Go through the entries one line at a time, and gather every line that has the word "temperature".

-------- GIVEN INFORMATION

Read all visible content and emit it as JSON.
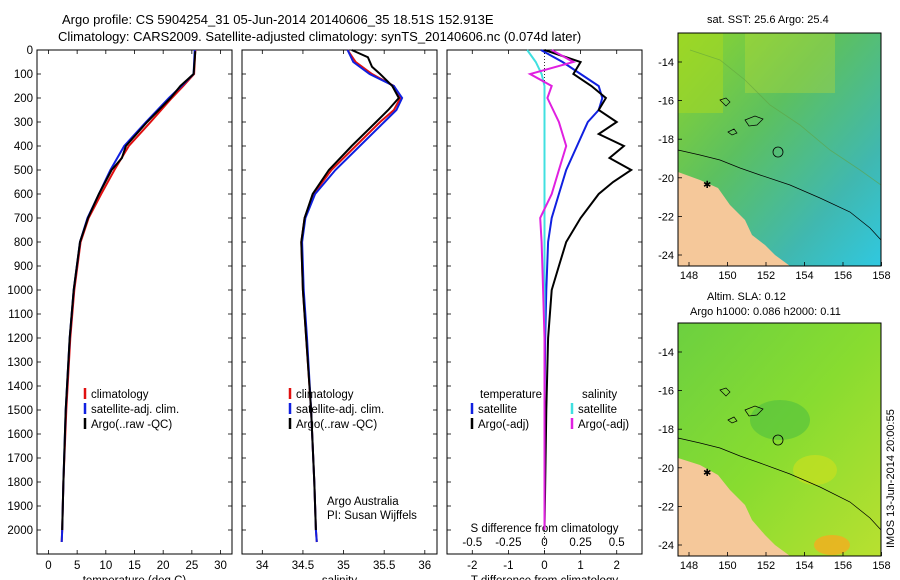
{
  "title": {
    "line1": "Argo profile: CS 5904254_31 05-Jun-2014 20140606_35 18.51S 152.913E",
    "line2": "Climatology: CARS2009. Satellite-adjusted climatology: synTS_20140606.nc (0.074d later)"
  },
  "colors": {
    "climatology": "#e01010",
    "satellite": "#1020e0",
    "argo": "#000000",
    "sal_sat": "#40e0e0",
    "sal_argo": "#e020e0",
    "land": "#f5c89a",
    "coast": "#000000"
  },
  "chart_data": [
    {
      "type": "line",
      "name": "temperature",
      "xlabel": "temperature (deg C)",
      "ylabel": "",
      "xlim": [
        -2,
        32
      ],
      "ylim": [
        2100,
        0
      ],
      "xticks": [
        0,
        5,
        10,
        15,
        20,
        25,
        30
      ],
      "yticks": [
        0,
        100,
        200,
        300,
        400,
        500,
        600,
        700,
        800,
        900,
        1000,
        1100,
        1200,
        1300,
        1400,
        1500,
        1600,
        1700,
        1800,
        1900,
        2000
      ],
      "legend": [
        "climatology",
        "satellite-adj. clim.",
        "Argo(..raw -QC)"
      ],
      "series": [
        {
          "name": "climatology",
          "color": "#e01010",
          "depth": [
            0,
            100,
            150,
            200,
            300,
            400,
            500,
            600,
            700,
            800,
            1000,
            1200,
            1500,
            1800,
            2000,
            2050
          ],
          "values": [
            25.6,
            25.4,
            23.5,
            21.5,
            17.8,
            14.0,
            11.5,
            9.2,
            7.0,
            5.6,
            4.5,
            3.8,
            3.1,
            2.6,
            2.4,
            2.3
          ]
        },
        {
          "name": "satellite-adj. clim.",
          "color": "#1020e0",
          "depth": [
            0,
            100,
            150,
            200,
            300,
            400,
            500,
            600,
            700,
            800,
            1000,
            1200,
            1500,
            1800,
            2000,
            2050
          ],
          "values": [
            25.5,
            25.3,
            23.2,
            21.0,
            17.0,
            13.2,
            10.8,
            8.8,
            6.8,
            5.5,
            4.4,
            3.7,
            3.0,
            2.6,
            2.4,
            2.3
          ]
        },
        {
          "name": "Argo(..raw -QC)",
          "color": "#000000",
          "depth": [
            5,
            100,
            150,
            200,
            300,
            400,
            450,
            500,
            600,
            700,
            800,
            1000,
            1200,
            1500,
            1800,
            2000
          ],
          "values": [
            25.6,
            25.3,
            23.0,
            21.3,
            17.2,
            13.5,
            12.8,
            11.0,
            8.8,
            6.9,
            5.5,
            4.4,
            3.7,
            3.0,
            2.6,
            2.4
          ]
        }
      ]
    },
    {
      "type": "line",
      "name": "salinity",
      "xlabel": "salinity",
      "xlim": [
        33.75,
        36.15
      ],
      "ylim": [
        2100,
        0
      ],
      "xticks": [
        34,
        34.5,
        35,
        35.5,
        36
      ],
      "xticklabels": [
        "34",
        "34.5",
        "35",
        "35.5",
        "36"
      ],
      "legend": [
        "climatology",
        "satellite-adj. clim.",
        "Argo(..raw -QC)"
      ],
      "annotation": [
        "Argo Australia",
        "PI: Susan Wijffels"
      ],
      "series": [
        {
          "name": "climatology",
          "color": "#e01010",
          "depth": [
            0,
            50,
            100,
            150,
            200,
            250,
            300,
            400,
            500,
            600,
            700,
            800,
            1000,
            1200,
            1500,
            1800,
            2000,
            2050
          ],
          "values": [
            35.05,
            35.15,
            35.35,
            35.62,
            35.7,
            35.62,
            35.45,
            35.15,
            34.85,
            34.63,
            34.52,
            34.48,
            34.5,
            34.54,
            34.6,
            34.64,
            34.66,
            34.67
          ]
        },
        {
          "name": "satellite-adj. clim.",
          "color": "#1020e0",
          "depth": [
            0,
            50,
            100,
            150,
            200,
            250,
            300,
            400,
            500,
            600,
            700,
            800,
            1000,
            1200,
            1500,
            1800,
            2000,
            2050
          ],
          "values": [
            35.05,
            35.12,
            35.32,
            35.62,
            35.72,
            35.65,
            35.5,
            35.2,
            34.9,
            34.65,
            34.53,
            34.49,
            34.51,
            34.55,
            34.6,
            34.64,
            34.66,
            34.67
          ]
        },
        {
          "name": "Argo(..raw -QC)",
          "color": "#000000",
          "depth": [
            0,
            30,
            70,
            100,
            150,
            200,
            250,
            300,
            400,
            500,
            600,
            700,
            800,
            1000,
            1200,
            1500,
            1800,
            2000
          ],
          "values": [
            35.1,
            35.3,
            35.35,
            35.45,
            35.6,
            35.68,
            35.55,
            35.4,
            35.1,
            34.82,
            34.62,
            34.52,
            34.48,
            34.5,
            34.54,
            34.6,
            34.64,
            34.66
          ]
        }
      ]
    },
    {
      "type": "line",
      "name": "difference",
      "xlabel": "T difference from climatology",
      "xlabel2": "S difference from climatology",
      "xlim": [
        -2.7,
        2.7
      ],
      "ylim": [
        2100,
        0
      ],
      "xticks": [
        -2,
        -1,
        0,
        1,
        2
      ],
      "xticks2": [
        -0.5,
        -0.25,
        0,
        0.25,
        0.5
      ],
      "xticklabels2": [
        "-0.5",
        "-0.25",
        "0",
        "0.25",
        "0.5"
      ],
      "legend_titles": [
        "temperature",
        "salinity"
      ],
      "legend": [
        "satellite",
        "Argo(-adj)",
        "satellite",
        "Argo(-adj)"
      ],
      "series": [
        {
          "name": "T satellite",
          "color": "#1020e0",
          "depth": [
            0,
            50,
            100,
            150,
            200,
            250,
            300,
            400,
            500,
            600,
            700,
            800,
            1000,
            1200,
            1500,
            2000
          ],
          "values": [
            -0.1,
            0.5,
            1.0,
            1.5,
            1.6,
            1.5,
            1.2,
            0.9,
            0.6,
            0.4,
            0.2,
            0.1,
            0.05,
            0.02,
            0.0,
            0.0
          ]
        },
        {
          "name": "T Argo(-adj)",
          "color": "#000000",
          "depth": [
            0,
            50,
            100,
            150,
            200,
            250,
            300,
            350,
            400,
            450,
            500,
            550,
            600,
            700,
            800,
            900,
            1000,
            1200,
            1500,
            2000
          ],
          "values": [
            0.0,
            1.0,
            0.8,
            1.3,
            1.7,
            1.5,
            2.0,
            1.5,
            2.2,
            1.8,
            2.4,
            1.9,
            1.5,
            1.0,
            0.6,
            0.4,
            0.2,
            0.1,
            0.05,
            0.0
          ]
        },
        {
          "name": "S satellite",
          "color": "#40e0e0",
          "depth": [
            0,
            50,
            100,
            150,
            200,
            300,
            400,
            500,
            600,
            700,
            800,
            1000,
            1500,
            2000
          ],
          "values": [
            -0.12,
            -0.06,
            -0.02,
            0.0,
            0.0,
            0.0,
            0.0,
            0.0,
            0.0,
            0.0,
            0.0,
            0.0,
            0.0,
            0.0
          ]
        },
        {
          "name": "S Argo(-adj)",
          "color": "#e020e0",
          "depth": [
            0,
            50,
            100,
            150,
            200,
            300,
            400,
            500,
            600,
            700,
            800,
            1000,
            1200,
            1500,
            2000
          ],
          "values": [
            0.05,
            0.2,
            -0.1,
            0.05,
            0.02,
            0.1,
            0.15,
            0.1,
            0.05,
            -0.03,
            -0.02,
            -0.01,
            0.0,
            0.0,
            0.0
          ]
        }
      ]
    }
  ],
  "maps": [
    {
      "title": "sat. SST: 25.6 Argo: 25.4",
      "title2": "",
      "xticks": [
        "148",
        "150",
        "152",
        "154",
        "156",
        "158"
      ],
      "yticks": [
        "-14",
        "-16",
        "-18",
        "-20",
        "-22",
        "-24"
      ]
    },
    {
      "title": "Altim. SLA: 0.12",
      "title2": "Argo h1000: 0.086 h2000: 0.11",
      "xticks": [
        "148",
        "150",
        "152",
        "154",
        "156",
        "158"
      ],
      "yticks": [
        "-14",
        "-16",
        "-18",
        "-20",
        "-22",
        "-24"
      ]
    }
  ],
  "credit": "IMOS 13-Jun-2014 20:00:55"
}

----------------

- _EXERCISE OUTPUT_
      "name": "temperature",
      "xlabel": "temperature (deg C)",
        "temperature",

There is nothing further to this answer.